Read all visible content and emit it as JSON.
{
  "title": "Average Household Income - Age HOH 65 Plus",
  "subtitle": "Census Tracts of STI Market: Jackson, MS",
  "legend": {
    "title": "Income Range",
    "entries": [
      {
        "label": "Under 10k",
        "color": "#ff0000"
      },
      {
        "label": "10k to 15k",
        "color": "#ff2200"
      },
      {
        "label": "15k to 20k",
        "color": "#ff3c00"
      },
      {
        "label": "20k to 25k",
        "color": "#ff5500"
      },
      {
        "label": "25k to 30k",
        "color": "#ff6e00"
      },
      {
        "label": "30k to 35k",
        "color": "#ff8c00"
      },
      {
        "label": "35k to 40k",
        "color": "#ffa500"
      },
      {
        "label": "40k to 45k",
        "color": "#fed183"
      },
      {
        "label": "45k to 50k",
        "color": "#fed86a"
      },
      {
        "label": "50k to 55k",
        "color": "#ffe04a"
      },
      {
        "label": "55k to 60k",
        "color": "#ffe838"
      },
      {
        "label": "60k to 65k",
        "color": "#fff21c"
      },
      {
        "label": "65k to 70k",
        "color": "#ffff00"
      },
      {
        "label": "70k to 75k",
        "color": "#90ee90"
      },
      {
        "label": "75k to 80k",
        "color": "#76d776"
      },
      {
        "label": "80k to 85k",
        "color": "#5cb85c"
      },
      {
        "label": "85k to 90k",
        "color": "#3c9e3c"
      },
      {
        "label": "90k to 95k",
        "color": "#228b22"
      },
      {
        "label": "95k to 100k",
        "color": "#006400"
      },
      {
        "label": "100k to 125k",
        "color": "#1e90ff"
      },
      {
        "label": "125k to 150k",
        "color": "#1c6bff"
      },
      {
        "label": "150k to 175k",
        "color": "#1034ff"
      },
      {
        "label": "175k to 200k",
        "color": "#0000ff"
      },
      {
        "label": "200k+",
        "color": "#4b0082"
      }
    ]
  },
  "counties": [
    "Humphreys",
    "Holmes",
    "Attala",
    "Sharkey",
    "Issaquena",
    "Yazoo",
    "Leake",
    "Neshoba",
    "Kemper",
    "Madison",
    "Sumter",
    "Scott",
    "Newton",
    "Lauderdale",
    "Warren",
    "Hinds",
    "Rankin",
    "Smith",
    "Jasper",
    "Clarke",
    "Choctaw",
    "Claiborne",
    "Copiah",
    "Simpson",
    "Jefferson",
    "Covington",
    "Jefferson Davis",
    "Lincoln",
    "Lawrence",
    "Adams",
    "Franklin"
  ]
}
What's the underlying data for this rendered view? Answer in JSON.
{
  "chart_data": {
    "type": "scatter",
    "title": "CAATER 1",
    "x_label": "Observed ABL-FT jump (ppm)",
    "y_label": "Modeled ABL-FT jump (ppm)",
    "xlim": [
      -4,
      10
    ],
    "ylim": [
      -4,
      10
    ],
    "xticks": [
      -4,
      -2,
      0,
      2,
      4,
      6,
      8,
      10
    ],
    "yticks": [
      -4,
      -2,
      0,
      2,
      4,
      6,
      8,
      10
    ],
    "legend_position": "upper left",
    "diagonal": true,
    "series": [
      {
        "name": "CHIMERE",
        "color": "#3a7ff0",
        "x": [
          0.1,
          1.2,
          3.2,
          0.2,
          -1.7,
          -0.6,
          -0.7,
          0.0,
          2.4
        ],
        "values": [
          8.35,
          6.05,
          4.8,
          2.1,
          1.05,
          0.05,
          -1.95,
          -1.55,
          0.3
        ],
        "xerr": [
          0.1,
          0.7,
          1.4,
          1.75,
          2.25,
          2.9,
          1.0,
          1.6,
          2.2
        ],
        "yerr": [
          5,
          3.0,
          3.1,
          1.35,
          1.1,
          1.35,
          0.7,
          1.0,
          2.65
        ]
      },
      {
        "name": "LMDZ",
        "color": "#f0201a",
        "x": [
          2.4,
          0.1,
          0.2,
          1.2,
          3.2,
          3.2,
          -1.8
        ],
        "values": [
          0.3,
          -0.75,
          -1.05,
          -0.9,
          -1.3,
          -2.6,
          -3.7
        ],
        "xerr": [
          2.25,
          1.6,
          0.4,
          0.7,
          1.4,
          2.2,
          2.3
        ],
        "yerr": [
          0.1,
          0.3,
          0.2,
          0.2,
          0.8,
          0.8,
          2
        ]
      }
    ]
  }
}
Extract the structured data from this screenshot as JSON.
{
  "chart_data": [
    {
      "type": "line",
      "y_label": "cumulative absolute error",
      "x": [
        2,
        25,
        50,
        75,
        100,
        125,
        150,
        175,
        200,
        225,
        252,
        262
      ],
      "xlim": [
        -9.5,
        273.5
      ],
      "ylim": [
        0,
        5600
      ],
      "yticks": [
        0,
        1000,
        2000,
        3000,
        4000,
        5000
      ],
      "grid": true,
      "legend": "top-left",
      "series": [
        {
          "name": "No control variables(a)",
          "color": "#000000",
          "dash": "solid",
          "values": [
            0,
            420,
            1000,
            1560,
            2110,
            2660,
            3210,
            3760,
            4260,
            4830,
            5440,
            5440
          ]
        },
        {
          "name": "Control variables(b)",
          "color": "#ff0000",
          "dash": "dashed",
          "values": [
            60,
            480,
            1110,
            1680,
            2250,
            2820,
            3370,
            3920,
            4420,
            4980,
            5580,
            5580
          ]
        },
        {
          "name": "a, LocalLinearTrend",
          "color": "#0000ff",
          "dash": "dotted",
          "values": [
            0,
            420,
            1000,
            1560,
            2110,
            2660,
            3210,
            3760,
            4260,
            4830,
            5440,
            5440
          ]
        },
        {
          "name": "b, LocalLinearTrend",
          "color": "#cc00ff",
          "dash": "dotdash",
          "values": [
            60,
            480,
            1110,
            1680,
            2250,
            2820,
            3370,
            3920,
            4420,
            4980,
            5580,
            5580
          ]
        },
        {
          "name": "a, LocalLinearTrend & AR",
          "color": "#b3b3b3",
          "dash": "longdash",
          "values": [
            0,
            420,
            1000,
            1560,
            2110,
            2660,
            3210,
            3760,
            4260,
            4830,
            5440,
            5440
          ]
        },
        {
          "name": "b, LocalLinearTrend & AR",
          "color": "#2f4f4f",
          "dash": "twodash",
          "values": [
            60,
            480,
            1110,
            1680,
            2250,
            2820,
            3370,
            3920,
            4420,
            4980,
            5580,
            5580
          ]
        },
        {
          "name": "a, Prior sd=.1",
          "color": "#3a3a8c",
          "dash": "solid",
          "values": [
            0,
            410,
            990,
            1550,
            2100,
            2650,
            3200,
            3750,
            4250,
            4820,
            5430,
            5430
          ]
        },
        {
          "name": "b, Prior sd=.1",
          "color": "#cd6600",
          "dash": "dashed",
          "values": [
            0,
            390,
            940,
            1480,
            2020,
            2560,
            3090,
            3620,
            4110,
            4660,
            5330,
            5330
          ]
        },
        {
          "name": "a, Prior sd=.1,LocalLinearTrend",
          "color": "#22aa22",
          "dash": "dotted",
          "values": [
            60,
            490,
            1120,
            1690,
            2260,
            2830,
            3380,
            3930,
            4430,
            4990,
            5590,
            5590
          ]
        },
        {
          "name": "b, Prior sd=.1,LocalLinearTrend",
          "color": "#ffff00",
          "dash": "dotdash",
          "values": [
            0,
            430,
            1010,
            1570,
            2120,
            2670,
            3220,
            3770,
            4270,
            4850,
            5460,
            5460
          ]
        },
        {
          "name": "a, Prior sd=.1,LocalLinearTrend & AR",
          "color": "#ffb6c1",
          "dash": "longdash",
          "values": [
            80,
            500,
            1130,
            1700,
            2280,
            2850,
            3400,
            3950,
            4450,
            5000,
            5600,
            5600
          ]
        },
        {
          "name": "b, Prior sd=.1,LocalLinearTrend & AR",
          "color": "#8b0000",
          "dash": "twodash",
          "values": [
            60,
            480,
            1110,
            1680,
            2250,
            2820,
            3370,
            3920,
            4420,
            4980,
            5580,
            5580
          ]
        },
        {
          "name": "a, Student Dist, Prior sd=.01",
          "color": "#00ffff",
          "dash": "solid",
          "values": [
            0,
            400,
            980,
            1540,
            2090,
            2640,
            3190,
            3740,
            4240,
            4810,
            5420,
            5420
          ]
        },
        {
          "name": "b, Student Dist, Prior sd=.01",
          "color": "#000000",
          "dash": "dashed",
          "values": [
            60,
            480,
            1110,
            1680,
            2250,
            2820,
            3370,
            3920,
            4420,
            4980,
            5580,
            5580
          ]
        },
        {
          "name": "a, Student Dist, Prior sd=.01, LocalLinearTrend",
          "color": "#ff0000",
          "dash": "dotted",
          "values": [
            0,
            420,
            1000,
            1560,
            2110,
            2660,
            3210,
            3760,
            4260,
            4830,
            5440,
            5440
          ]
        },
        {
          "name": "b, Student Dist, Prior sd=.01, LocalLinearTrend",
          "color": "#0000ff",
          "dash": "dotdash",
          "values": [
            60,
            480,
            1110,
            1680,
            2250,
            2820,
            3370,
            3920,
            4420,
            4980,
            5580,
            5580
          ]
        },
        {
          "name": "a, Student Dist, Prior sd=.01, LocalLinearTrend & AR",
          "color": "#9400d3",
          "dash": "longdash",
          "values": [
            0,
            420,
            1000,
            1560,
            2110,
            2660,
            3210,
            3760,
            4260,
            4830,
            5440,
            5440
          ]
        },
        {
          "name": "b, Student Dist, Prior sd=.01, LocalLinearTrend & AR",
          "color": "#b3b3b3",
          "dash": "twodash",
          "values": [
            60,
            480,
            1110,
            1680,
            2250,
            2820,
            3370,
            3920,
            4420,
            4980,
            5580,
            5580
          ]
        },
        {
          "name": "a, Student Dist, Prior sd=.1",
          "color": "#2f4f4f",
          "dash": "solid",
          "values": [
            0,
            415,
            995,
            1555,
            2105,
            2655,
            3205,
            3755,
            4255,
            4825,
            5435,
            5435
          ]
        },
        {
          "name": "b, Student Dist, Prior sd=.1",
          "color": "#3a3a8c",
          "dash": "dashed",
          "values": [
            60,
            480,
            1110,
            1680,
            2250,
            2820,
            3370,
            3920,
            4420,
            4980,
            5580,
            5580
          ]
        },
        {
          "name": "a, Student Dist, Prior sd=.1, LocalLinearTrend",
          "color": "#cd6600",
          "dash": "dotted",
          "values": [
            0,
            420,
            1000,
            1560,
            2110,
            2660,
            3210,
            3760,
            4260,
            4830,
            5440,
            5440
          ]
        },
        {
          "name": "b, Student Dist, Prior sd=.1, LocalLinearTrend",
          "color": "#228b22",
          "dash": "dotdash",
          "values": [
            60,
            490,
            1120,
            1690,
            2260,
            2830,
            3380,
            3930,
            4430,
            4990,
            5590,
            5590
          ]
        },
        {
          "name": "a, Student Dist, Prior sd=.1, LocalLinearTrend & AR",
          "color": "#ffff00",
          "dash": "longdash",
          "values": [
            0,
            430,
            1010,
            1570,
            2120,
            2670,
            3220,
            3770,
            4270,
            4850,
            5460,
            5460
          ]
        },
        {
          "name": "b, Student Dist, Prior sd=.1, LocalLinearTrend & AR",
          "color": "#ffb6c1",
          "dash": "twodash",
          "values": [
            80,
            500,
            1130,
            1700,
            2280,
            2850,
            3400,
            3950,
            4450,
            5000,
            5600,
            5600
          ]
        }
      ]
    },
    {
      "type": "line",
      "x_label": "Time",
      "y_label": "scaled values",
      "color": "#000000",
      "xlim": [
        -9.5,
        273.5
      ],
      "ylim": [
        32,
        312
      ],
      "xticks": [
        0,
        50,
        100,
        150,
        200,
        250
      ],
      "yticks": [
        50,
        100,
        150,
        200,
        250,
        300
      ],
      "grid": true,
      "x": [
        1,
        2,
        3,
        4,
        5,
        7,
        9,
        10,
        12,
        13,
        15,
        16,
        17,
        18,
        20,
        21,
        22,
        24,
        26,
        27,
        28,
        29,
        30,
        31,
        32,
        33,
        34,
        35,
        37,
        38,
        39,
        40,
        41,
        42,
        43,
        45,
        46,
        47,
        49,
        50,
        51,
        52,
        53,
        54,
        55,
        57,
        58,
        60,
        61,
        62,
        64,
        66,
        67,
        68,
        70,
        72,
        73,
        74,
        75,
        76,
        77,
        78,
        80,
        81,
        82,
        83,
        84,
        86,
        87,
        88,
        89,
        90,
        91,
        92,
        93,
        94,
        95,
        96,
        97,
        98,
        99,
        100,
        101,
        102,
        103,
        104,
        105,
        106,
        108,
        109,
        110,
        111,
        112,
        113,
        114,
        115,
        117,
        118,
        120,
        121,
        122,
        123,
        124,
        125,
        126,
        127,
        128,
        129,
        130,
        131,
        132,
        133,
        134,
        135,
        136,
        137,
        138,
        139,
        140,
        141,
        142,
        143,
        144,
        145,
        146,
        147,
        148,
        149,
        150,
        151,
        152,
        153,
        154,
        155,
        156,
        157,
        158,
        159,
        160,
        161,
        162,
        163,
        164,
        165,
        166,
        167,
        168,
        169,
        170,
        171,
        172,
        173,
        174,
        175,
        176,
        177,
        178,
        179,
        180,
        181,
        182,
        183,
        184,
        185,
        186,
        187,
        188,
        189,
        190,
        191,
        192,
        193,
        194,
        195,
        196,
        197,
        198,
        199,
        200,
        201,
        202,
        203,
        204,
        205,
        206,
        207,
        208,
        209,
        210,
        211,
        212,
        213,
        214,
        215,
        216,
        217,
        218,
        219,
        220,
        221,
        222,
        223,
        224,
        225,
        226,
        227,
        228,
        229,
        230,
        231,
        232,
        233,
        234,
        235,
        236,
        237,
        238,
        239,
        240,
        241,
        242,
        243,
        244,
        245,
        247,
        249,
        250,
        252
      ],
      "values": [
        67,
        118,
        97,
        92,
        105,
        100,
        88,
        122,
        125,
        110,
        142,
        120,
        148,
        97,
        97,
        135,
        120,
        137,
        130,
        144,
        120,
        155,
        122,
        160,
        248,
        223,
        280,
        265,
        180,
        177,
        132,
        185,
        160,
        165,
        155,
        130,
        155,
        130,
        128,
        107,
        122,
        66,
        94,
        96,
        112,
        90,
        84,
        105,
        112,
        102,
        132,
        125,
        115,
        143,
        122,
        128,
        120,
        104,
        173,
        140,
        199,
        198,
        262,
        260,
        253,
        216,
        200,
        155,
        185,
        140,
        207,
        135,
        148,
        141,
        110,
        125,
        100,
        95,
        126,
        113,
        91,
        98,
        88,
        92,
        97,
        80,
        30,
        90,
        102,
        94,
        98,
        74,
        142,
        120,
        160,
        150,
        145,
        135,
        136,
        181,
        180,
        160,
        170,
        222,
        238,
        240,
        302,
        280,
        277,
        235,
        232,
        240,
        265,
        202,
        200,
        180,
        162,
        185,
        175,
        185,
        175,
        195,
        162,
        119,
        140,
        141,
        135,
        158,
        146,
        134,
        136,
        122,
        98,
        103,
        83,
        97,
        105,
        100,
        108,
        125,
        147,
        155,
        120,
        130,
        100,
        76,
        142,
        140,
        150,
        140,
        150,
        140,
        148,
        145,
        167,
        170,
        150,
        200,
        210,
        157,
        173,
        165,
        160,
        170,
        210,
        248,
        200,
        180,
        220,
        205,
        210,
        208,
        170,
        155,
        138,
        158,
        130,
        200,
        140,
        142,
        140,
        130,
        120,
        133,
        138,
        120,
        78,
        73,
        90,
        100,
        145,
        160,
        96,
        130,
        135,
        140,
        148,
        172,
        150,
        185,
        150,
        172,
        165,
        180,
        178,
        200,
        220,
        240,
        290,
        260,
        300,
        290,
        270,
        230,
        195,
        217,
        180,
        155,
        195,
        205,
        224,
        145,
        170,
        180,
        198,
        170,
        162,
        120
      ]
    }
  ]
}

WHAT THE TASK REQUIRES
Show each line of the listing that holds the string "jump".

RESULT OF THIS TASK
    "x_label": "Observed ABL-FT jump (ppm)",
    "y_label": "Modeled ABL-FT jump (ppm)",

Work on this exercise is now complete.